**** STORED ROWS ****

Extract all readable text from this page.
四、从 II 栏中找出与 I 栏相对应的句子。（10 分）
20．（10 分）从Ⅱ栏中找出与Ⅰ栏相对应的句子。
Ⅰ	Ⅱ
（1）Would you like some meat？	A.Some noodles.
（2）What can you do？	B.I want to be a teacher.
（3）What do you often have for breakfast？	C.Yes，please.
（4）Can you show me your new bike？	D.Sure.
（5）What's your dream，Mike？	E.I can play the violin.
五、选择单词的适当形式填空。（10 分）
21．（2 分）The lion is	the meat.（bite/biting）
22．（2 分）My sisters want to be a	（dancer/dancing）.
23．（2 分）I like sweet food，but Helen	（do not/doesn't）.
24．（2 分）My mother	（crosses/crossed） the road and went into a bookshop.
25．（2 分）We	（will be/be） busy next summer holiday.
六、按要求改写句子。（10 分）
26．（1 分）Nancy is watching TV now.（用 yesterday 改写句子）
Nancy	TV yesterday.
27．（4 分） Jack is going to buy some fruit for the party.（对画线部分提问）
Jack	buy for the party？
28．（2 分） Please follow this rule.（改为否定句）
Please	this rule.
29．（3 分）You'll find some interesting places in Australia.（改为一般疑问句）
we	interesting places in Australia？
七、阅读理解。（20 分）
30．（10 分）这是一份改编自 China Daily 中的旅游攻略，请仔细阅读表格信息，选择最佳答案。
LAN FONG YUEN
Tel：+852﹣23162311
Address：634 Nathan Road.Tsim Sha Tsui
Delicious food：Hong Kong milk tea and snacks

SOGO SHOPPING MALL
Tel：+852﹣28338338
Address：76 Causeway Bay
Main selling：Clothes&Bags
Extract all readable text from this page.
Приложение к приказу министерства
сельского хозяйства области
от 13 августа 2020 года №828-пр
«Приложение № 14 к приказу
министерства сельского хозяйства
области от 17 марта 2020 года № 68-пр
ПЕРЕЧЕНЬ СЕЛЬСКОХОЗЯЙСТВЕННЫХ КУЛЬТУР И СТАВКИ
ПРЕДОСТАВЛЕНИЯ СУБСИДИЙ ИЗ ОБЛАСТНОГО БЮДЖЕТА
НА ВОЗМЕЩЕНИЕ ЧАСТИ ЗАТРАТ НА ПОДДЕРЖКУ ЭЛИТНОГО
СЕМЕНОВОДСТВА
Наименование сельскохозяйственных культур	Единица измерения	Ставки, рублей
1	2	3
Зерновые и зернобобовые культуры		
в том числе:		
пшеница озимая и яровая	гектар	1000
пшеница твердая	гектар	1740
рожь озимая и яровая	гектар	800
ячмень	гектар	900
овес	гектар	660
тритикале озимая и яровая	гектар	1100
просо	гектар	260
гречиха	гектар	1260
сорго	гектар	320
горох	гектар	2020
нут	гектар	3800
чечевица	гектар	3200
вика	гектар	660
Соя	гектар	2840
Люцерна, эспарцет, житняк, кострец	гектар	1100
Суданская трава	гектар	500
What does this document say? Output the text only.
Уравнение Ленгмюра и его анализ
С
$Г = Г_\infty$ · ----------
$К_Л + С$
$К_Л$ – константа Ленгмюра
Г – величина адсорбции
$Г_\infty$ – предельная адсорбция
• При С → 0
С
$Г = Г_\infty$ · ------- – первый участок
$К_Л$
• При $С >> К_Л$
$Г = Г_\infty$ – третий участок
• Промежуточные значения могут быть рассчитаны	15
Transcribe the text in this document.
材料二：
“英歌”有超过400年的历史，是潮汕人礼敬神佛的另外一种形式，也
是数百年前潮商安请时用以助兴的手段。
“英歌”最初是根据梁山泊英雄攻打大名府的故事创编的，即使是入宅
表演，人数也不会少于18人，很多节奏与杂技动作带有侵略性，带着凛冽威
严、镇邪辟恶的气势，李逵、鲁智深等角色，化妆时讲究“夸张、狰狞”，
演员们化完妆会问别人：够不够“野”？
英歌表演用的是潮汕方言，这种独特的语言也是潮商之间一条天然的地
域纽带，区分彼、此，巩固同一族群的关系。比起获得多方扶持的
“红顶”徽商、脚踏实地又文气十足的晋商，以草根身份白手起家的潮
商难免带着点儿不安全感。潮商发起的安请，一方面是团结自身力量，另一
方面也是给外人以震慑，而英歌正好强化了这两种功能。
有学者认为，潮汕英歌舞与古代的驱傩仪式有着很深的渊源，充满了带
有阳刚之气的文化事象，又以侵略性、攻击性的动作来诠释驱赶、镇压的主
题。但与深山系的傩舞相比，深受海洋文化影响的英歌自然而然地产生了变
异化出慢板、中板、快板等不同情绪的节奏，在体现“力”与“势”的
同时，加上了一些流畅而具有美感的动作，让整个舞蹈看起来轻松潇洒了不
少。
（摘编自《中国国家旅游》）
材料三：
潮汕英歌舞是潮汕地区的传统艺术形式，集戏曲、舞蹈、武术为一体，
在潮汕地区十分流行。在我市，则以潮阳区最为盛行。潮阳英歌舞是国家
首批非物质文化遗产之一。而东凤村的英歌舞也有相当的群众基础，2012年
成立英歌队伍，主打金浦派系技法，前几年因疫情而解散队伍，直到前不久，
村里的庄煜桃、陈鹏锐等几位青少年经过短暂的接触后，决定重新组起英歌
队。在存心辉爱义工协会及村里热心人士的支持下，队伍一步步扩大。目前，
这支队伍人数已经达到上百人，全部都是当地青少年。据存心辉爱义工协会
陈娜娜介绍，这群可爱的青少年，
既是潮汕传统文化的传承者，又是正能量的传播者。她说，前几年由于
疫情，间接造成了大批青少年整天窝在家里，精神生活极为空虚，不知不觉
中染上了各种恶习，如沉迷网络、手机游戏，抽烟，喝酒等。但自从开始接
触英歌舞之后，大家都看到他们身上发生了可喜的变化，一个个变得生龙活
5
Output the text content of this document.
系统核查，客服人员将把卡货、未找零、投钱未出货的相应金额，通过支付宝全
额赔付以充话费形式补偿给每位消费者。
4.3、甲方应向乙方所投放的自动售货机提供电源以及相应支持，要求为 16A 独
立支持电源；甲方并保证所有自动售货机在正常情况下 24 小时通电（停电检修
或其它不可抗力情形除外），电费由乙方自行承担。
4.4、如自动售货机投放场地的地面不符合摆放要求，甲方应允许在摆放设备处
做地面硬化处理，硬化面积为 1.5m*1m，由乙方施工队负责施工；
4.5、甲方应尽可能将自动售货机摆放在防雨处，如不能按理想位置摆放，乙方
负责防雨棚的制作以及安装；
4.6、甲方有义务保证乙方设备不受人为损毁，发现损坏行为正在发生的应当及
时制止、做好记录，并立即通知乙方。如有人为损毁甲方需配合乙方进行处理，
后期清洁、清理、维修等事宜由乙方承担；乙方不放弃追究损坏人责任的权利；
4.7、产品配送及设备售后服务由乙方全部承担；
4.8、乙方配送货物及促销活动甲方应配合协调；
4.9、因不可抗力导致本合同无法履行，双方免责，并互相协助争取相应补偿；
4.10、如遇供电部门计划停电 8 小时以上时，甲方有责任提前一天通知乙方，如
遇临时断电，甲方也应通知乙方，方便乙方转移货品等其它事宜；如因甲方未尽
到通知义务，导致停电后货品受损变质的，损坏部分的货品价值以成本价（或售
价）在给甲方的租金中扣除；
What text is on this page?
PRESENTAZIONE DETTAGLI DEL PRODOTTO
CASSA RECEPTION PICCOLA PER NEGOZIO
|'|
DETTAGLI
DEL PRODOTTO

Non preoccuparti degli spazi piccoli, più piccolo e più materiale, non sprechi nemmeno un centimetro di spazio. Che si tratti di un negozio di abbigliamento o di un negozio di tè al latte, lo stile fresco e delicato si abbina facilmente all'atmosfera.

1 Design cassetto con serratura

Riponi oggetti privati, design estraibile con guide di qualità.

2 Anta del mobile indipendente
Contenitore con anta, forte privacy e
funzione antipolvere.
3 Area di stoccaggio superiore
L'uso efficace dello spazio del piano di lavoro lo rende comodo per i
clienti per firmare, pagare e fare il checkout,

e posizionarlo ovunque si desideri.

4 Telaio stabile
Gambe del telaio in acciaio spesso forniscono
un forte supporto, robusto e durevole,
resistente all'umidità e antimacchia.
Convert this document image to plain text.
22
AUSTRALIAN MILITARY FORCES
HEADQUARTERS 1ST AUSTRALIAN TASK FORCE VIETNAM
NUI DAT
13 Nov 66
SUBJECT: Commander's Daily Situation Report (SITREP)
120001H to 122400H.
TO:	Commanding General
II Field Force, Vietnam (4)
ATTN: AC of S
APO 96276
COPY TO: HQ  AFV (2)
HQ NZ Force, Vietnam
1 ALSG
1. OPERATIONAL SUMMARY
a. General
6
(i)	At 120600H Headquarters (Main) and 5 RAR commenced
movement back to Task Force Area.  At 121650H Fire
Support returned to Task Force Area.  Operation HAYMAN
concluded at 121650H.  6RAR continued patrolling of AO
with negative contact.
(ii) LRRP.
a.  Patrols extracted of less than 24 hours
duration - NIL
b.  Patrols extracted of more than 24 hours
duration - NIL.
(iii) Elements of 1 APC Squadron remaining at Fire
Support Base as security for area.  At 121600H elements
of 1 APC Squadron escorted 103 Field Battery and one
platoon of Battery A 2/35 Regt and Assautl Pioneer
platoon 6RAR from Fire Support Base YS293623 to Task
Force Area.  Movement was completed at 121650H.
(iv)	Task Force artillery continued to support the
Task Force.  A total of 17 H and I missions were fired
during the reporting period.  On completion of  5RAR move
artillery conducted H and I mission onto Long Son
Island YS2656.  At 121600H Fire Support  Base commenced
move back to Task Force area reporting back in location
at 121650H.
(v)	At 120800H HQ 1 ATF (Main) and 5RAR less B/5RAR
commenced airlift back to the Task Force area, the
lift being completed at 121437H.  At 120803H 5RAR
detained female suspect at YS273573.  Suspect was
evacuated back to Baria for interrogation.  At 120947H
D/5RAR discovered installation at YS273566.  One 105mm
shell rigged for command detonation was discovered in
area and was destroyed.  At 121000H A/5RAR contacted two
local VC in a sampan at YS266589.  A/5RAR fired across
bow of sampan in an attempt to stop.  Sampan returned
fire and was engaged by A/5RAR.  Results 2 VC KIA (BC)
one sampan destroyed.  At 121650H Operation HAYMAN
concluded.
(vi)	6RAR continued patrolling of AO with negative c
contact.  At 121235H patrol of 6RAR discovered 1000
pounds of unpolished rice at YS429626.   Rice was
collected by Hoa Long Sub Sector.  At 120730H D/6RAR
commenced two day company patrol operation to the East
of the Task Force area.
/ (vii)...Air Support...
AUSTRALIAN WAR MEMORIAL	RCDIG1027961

****

* [WRITTEN REQUEST]
Among the lines above, count those containing the word "patrolling" and give nothing but the result.

* [WRITTEN RESPONSE]
2